EXTRAIT RETENU »
· · · ·
A l'occasion des Jeux olympiques d'Athènes, en 1896, Charles Maurras, envoyé comme journaliste par la Gazette de France, découvre, ébloui, la Grèce antique, qui lui inspire de nombreuses œuvres, entre autres Anthinéa en 1901, puis les Vergers sur la mer. La Grèce ancienne, en général, et l'Athènes du Siècle de Périclès en particulier, constituent pour lui, sur le plan esthétique, l'expression suprême de la beauté, et, sur le plan philosophique, la naissance de la raison. Par l'intermédiaire de la Provence, terre natale du chef de file de l'Action française, le génie français a été à son tour fécondé par l'héritage grec. Par ce détour, le natif de Martigues célèbre à l'unisson et la culture française et la civilisation provençale que le Félibrige est en train de réhabiliter. Cependant, cette vision de l'Antiquité n'est pas univoque. Maurras dénonce à plusieurs reprises la contamination de cette pureté athénienne par les germes destructeurs inoculés à l'Occident hellénistique par l'Orient sémite. Rome elle-même est adulée parce qu'elle a répandu dans le bassin méditerranéen les bienfaits de la pensée grecque et vertement critiquée parce qu'elle fut aussi le Cheval de Troie de la « lèpre » du judaïsme et du christianisme, les quatre évangélistes étant considérés comme quatre « juifs obscurs ».
· · · ·
Entrées de la collection »
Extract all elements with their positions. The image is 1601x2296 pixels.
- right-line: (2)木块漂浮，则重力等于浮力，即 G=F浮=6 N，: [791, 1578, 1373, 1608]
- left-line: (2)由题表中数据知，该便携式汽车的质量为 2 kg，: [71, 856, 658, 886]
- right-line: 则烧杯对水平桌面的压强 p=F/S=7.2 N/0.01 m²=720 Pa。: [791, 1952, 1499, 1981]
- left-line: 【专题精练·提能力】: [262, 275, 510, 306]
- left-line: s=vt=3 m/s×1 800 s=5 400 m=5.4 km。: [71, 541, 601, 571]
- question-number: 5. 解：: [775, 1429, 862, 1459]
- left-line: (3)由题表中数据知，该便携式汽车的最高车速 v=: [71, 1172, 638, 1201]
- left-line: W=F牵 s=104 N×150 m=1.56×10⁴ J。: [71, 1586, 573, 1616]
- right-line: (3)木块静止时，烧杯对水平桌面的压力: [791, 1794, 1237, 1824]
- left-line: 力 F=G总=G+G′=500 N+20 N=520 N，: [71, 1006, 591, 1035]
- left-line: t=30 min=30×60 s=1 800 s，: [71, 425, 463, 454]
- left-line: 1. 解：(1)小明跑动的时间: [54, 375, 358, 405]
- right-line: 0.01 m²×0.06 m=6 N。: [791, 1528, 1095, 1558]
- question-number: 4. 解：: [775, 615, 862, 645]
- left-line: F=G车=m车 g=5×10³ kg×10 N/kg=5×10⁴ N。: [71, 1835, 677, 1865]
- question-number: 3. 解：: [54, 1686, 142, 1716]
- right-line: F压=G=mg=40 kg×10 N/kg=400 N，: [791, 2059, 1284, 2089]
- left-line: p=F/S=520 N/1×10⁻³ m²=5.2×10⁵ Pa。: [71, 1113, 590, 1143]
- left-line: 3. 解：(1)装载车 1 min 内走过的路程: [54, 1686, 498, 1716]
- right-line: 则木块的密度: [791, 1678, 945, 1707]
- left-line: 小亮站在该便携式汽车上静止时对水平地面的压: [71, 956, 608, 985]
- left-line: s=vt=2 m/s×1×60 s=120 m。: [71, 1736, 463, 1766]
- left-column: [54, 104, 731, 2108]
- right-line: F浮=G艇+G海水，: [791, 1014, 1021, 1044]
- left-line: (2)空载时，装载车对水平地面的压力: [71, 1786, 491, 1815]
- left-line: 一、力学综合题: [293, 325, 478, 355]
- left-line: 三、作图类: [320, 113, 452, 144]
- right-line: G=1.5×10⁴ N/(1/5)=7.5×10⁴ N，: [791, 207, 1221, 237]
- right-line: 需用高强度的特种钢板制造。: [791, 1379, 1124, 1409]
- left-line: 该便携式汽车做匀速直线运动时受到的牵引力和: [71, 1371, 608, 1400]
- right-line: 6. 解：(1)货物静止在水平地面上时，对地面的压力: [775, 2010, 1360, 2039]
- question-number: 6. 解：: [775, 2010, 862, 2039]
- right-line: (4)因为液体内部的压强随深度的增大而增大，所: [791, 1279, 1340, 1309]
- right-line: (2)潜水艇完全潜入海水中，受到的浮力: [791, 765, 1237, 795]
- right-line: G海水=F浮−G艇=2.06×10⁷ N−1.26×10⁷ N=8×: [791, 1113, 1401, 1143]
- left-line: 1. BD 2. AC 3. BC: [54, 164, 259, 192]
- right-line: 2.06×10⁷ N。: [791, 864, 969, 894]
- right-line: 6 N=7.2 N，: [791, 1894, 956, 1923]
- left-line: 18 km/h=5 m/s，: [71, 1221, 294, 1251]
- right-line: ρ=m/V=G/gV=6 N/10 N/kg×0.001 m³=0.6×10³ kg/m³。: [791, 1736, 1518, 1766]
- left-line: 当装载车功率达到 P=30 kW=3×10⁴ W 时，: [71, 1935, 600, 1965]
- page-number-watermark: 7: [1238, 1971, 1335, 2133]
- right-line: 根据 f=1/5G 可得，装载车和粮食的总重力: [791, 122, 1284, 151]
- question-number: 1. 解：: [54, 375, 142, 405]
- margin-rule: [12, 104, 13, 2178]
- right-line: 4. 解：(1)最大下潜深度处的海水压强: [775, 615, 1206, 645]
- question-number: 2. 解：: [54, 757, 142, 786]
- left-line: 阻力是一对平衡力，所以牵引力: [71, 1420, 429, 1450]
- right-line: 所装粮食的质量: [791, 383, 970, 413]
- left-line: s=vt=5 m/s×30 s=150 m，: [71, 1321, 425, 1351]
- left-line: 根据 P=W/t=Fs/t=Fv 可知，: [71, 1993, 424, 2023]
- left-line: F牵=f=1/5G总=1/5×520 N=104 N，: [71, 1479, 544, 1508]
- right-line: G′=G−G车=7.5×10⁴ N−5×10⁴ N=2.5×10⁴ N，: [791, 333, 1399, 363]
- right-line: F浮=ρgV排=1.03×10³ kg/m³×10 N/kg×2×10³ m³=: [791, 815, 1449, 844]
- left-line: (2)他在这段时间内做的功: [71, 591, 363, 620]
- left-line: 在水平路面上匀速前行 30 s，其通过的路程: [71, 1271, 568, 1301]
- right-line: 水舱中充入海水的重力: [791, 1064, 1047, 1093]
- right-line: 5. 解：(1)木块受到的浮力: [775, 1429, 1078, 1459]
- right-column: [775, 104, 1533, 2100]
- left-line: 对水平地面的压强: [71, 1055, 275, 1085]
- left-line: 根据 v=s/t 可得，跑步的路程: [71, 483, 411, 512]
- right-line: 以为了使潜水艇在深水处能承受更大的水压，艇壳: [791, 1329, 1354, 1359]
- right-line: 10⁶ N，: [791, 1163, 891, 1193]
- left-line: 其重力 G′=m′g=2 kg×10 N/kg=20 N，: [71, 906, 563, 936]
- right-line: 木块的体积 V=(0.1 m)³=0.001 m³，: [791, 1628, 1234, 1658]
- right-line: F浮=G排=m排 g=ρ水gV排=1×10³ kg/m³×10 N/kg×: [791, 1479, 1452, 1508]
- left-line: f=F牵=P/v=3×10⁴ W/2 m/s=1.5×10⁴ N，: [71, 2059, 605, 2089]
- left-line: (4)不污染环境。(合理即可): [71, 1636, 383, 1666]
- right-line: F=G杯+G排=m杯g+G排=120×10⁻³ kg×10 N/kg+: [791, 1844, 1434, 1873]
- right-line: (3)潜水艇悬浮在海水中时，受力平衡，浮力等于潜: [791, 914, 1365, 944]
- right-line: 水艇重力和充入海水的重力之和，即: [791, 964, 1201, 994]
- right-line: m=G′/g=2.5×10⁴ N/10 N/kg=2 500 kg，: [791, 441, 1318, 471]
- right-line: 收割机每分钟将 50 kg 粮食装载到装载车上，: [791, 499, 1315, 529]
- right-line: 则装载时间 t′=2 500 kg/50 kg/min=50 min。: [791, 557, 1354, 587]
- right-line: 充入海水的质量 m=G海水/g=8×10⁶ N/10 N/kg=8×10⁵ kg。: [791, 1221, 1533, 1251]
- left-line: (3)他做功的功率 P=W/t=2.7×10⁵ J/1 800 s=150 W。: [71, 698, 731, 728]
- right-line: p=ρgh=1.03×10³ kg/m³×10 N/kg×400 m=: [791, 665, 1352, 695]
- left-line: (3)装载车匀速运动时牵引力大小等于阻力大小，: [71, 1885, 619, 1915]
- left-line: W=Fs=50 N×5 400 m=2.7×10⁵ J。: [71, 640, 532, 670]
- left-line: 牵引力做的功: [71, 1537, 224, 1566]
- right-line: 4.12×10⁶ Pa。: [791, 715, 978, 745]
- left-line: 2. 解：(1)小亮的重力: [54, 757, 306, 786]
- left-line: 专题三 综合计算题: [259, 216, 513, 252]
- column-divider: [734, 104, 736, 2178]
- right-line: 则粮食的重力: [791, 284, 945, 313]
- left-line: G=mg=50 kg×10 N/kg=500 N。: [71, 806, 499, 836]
· · · ·
OBJET DE L'EXERCICE »
Rédigez la suite du texte ci-dessus consacré à Maurras et à la Grèce antique, à partir de sa dernière phrase.

RÉSULTAT DE LA TÂCHE »
La Grèce ancienne est donc chez Maurras le sujet d'une brillante méditation littéraire sur la fuite du temps et l'écroulement des empires, dans le prolongement des voyages en Orient de Chateaubriand, Lamartine, Gérard de Nerval, mais aussi le prétexte à un inquiétant exercice de pathologie politique, culturelle et sociale. Du reste, en 1921, dans son livre subtil sur Les Idées de Charles Maurras, - découpé en quatre séquences : Lumière de Grèce. Air de Provence. Pierre de Rome. Terre de France-, Albert Thibaudet démontre que l'instrumentalisation de l'Antiquité grecque et romaine forme le socle, le soubassement idéologique du nationalisme intégral de Maurras.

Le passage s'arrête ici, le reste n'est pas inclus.